- EXERCISE:
Filter the records below and copy every line containing the word "JSON".
------------------------------------
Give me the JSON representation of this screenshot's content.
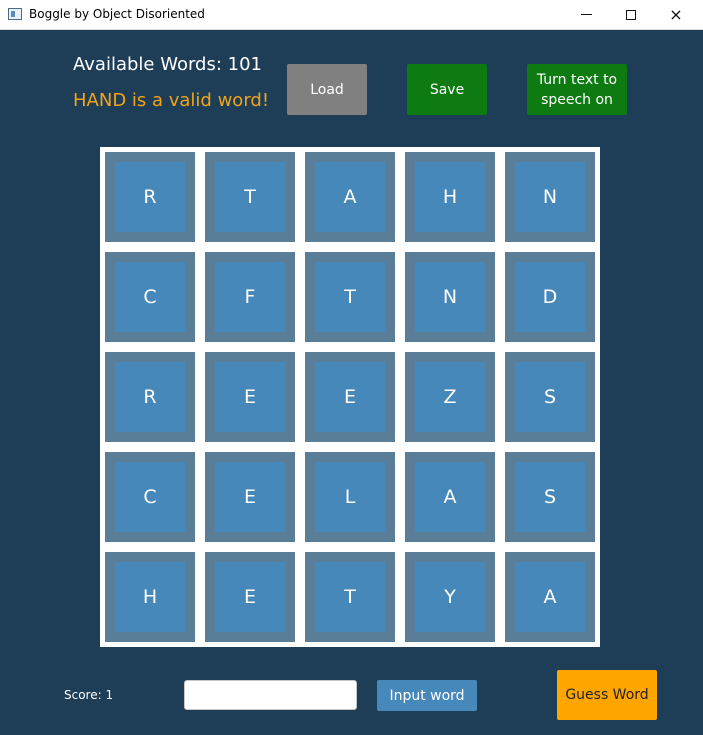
{
  "window": {
    "title": "Boggle by Object Disoriented",
    "controls": {
      "minimize": "minimize-icon",
      "maximize": "maximize-icon",
      "close": "×"
    }
  },
  "header": {
    "available_words": "Available Words: 101",
    "status_message": "HAND is a valid word!",
    "status_color": "#f2a417"
  },
  "toolbar": {
    "load_label": "Load",
    "save_label": "Save",
    "tts_label": "Turn text to speech on"
  },
  "board": {
    "rows": [
      [
        "R",
        "T",
        "A",
        "H",
        "N"
      ],
      [
        "C",
        "F",
        "T",
        "N",
        "D"
      ],
      [
        "R",
        "E",
        "E",
        "Z",
        "S"
      ],
      [
        "C",
        "E",
        "L",
        "A",
        "S"
      ],
      [
        "H",
        "E",
        "T",
        "Y",
        "A"
      ]
    ]
  },
  "footer": {
    "score": "Score: 1",
    "input_value": "",
    "input_word_label": "Input word",
    "guess_word_label": "Guess Word"
  },
  "colors": {
    "background": "#1e3d57",
    "tile": "#4788ba",
    "tile_border": "#5a7d98",
    "save_green": "#0d7b12",
    "load_gray": "#808080",
    "guess_orange": "#ffa500"
  }
}
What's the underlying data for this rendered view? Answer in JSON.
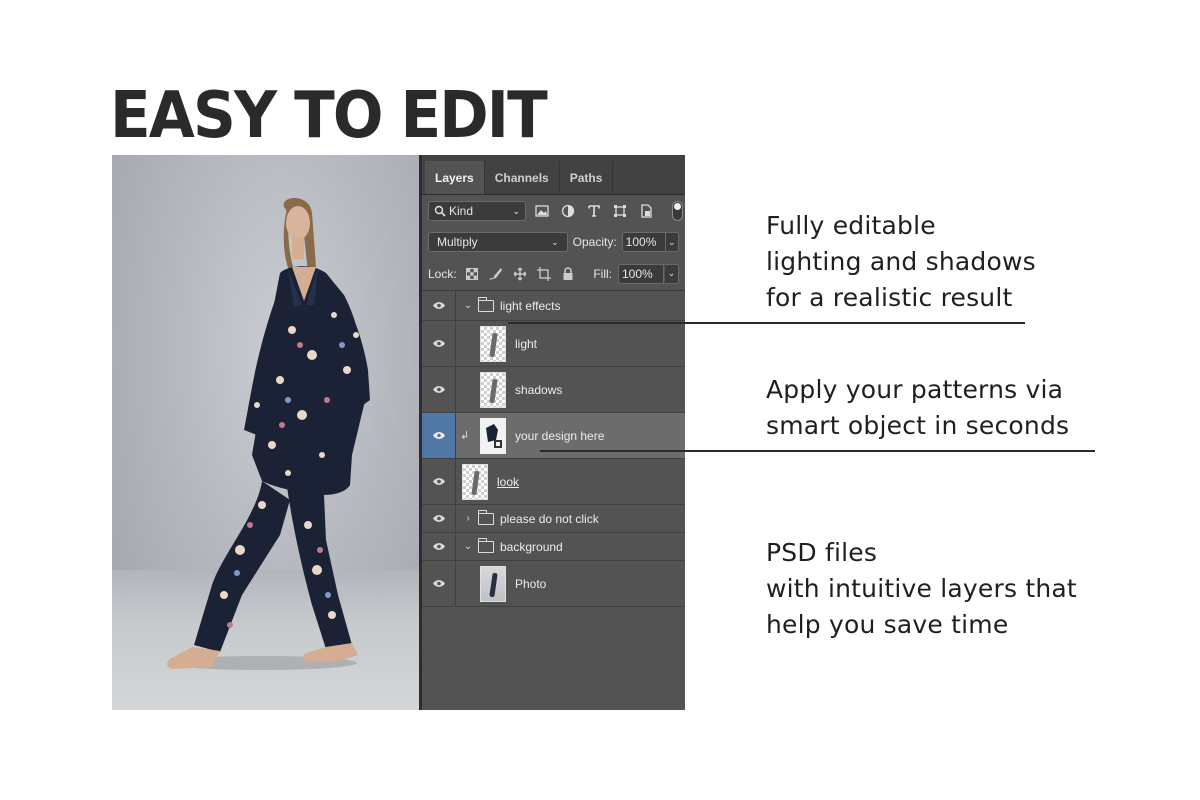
{
  "headline": "EASY TO EDIT",
  "panel": {
    "tabs": [
      "Layers",
      "Channels",
      "Paths"
    ],
    "filter": {
      "label": "Kind"
    },
    "blend_mode": "Multiply",
    "opacity_label": "Opacity:",
    "opacity_value": "100%",
    "lock_label": "Lock:",
    "fill_label": "Fill:",
    "fill_value": "100%",
    "layers": [
      {
        "name": "light effects",
        "type": "group",
        "expanded": true,
        "visible": true
      },
      {
        "name": "light",
        "type": "layer",
        "visible": true
      },
      {
        "name": "shadows",
        "type": "layer",
        "visible": true
      },
      {
        "name": "your design here",
        "type": "smart-object",
        "visible": true,
        "selected": true,
        "clipped": true
      },
      {
        "name": "look",
        "type": "layer",
        "visible": true
      },
      {
        "name": "please do not click",
        "type": "group",
        "expanded": false,
        "visible": true
      },
      {
        "name": "background",
        "type": "group",
        "expanded": true,
        "visible": true
      },
      {
        "name": "Photo",
        "type": "layer",
        "visible": true
      }
    ]
  },
  "notes": [
    {
      "lines": [
        "Fully editable",
        "lighting and shadows",
        "for a realistic result"
      ]
    },
    {
      "lines": [
        "Apply your patterns via",
        "smart object in seconds"
      ]
    },
    {
      "lines": [
        "PSD files",
        "with intuitive layers that",
        "help you save time"
      ]
    }
  ],
  "colors": {
    "panel_bg": "#535353",
    "selected_eye": "#5177a6",
    "pajama_navy": "#1c2236"
  }
}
------------------------------------
- RESULT FOR THIS EXERCISE:
Give me the JSON representation of this screenshot's content.
What's the underlying data for this rendered view? Answer in JSON.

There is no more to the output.